** Start **

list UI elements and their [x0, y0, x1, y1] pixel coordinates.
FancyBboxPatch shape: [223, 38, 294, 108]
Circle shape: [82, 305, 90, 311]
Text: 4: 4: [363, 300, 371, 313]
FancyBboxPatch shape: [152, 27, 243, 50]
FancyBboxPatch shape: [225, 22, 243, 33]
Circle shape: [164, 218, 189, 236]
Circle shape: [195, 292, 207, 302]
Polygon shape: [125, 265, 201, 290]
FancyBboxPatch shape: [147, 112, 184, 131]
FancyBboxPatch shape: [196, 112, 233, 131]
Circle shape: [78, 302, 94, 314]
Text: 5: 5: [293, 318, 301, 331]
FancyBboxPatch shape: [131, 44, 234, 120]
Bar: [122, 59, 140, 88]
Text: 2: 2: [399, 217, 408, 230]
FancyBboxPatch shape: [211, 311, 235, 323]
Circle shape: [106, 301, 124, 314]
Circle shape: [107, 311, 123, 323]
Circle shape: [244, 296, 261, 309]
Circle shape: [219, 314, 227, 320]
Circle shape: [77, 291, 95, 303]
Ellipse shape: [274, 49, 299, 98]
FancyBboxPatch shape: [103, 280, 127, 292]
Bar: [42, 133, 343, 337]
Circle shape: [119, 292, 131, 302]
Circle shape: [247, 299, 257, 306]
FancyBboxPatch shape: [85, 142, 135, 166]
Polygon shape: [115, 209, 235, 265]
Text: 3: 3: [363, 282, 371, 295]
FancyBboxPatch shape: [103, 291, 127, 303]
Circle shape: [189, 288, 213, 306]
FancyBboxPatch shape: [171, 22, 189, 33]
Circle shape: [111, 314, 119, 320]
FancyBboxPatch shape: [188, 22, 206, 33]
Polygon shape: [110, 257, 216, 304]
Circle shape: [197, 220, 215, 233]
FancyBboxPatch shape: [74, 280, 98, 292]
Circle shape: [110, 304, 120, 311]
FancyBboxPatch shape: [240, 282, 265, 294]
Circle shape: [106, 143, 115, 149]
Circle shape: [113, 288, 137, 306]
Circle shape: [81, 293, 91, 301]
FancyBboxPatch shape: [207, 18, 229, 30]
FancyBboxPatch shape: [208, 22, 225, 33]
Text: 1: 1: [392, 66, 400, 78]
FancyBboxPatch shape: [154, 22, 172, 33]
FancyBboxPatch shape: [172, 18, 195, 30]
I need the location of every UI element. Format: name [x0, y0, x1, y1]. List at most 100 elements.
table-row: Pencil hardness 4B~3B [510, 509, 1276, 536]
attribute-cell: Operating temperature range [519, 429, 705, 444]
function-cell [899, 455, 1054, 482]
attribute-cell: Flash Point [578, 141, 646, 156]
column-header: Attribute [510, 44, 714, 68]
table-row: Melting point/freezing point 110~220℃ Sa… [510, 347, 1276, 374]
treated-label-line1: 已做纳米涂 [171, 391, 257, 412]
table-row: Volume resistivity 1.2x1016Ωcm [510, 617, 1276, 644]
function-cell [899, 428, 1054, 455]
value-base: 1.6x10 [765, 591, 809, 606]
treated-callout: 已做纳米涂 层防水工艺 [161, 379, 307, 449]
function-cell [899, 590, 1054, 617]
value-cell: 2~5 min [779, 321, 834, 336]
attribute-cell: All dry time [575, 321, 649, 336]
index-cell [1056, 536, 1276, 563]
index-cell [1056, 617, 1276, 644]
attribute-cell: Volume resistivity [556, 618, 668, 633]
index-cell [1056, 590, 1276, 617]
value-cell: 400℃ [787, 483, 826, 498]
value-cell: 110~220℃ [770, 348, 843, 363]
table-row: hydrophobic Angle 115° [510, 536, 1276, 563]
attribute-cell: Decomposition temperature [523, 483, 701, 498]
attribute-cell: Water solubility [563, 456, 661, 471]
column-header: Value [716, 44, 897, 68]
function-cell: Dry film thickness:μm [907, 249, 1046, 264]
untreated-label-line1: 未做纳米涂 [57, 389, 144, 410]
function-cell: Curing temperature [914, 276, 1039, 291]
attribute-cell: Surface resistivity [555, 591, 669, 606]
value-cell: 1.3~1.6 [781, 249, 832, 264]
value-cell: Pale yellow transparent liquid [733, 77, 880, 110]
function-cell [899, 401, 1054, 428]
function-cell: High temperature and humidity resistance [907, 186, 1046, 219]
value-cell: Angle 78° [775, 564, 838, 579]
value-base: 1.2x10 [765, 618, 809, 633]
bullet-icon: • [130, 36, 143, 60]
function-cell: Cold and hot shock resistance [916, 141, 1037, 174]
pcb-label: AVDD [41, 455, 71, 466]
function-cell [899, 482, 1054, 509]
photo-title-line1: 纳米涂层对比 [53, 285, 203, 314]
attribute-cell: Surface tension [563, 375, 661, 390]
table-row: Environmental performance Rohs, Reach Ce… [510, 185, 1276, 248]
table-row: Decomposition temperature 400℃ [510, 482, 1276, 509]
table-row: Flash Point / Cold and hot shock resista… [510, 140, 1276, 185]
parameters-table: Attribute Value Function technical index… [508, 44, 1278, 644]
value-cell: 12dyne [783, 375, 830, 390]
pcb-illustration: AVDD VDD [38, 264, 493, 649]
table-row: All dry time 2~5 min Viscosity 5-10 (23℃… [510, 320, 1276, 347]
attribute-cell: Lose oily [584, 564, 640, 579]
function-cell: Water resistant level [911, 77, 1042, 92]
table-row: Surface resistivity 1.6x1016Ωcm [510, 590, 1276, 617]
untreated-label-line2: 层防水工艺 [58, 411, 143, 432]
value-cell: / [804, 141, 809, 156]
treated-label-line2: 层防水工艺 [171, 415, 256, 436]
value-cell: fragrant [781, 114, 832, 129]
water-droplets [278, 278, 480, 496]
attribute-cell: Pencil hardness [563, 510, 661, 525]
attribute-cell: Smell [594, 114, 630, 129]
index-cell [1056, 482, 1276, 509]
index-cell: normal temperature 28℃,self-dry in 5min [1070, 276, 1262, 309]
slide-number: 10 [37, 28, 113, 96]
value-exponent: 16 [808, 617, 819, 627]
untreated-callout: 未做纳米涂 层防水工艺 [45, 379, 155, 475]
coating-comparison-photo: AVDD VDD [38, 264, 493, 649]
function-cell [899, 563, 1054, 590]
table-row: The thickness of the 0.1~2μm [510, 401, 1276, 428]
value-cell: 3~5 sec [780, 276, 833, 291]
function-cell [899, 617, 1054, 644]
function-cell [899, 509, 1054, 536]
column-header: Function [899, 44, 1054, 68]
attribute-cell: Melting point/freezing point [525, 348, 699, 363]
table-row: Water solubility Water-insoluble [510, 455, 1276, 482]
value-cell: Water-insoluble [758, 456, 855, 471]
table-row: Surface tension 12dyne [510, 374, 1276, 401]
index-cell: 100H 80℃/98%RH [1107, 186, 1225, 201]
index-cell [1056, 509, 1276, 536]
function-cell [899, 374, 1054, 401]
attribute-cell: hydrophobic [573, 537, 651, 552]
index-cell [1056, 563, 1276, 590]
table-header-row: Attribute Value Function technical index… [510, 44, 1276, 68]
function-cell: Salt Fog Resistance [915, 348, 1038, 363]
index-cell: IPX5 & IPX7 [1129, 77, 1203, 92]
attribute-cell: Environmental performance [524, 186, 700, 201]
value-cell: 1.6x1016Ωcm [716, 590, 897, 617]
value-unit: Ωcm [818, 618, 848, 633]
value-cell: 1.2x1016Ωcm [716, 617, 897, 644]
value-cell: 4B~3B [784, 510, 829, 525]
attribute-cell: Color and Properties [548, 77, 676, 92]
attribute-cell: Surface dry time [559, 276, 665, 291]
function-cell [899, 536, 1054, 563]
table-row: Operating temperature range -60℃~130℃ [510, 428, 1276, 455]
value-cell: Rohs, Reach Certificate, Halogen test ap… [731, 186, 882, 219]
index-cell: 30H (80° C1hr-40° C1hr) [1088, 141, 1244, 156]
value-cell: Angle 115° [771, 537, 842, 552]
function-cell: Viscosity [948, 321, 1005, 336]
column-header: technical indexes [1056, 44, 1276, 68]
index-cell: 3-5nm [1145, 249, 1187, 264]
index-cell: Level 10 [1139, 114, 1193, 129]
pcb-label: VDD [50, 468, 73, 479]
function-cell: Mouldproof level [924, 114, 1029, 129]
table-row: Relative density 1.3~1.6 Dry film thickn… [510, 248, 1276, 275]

** End **

_WHAT THIS TASK INVOLVES_
Give every line from the start of the records through the line containing "FancyBboxPatch shape: [85, 142, 135, 166]" as a numbered list, leaving out blank lines.

_RESULT OF THE EXERCISE_
1. list UI elements and their [x0, y0, x1, y1] pixel coordinates.
2. FancyBboxPatch shape: [223, 38, 294, 108]
3. Circle shape: [82, 305, 90, 311]
4. Text: 4: 4: [363, 300, 371, 313]
5. FancyBboxPatch shape: [152, 27, 243, 50]
6. FancyBboxPatch shape: [225, 22, 243, 33]
7. Circle shape: [164, 218, 189, 236]
8. Circle shape: [195, 292, 207, 302]
9. Polygon shape: [125, 265, 201, 290]
10. FancyBboxPatch shape: [147, 112, 184, 131]
11. FancyBboxPatch shape: [196, 112, 233, 131]
12. Circle shape: [78, 302, 94, 314]
13. Text: 5: 5: [293, 318, 301, 331]
14. FancyBboxPatch shape: [131, 44, 234, 120]
15. Bar: [122, 59, 140, 88]
16. Text: 2: 2: [399, 217, 408, 230]
17. FancyBboxPatch shape: [211, 311, 235, 323]
18. Circle shape: [106, 301, 124, 314]
19. Circle shape: [107, 311, 123, 323]
20. Circle shape: [244, 296, 261, 309]
21. Circle shape: [219, 314, 227, 320]
22. Circle shape: [77, 291, 95, 303]
23. Ellipse shape: [274, 49, 299, 98]
24. FancyBboxPatch shape: [103, 280, 127, 292]
25. Bar: [42, 133, 343, 337]
26. Circle shape: [119, 292, 131, 302]
27. Circle shape: [247, 299, 257, 306]
28. FancyBboxPatch shape: [85, 142, 135, 166]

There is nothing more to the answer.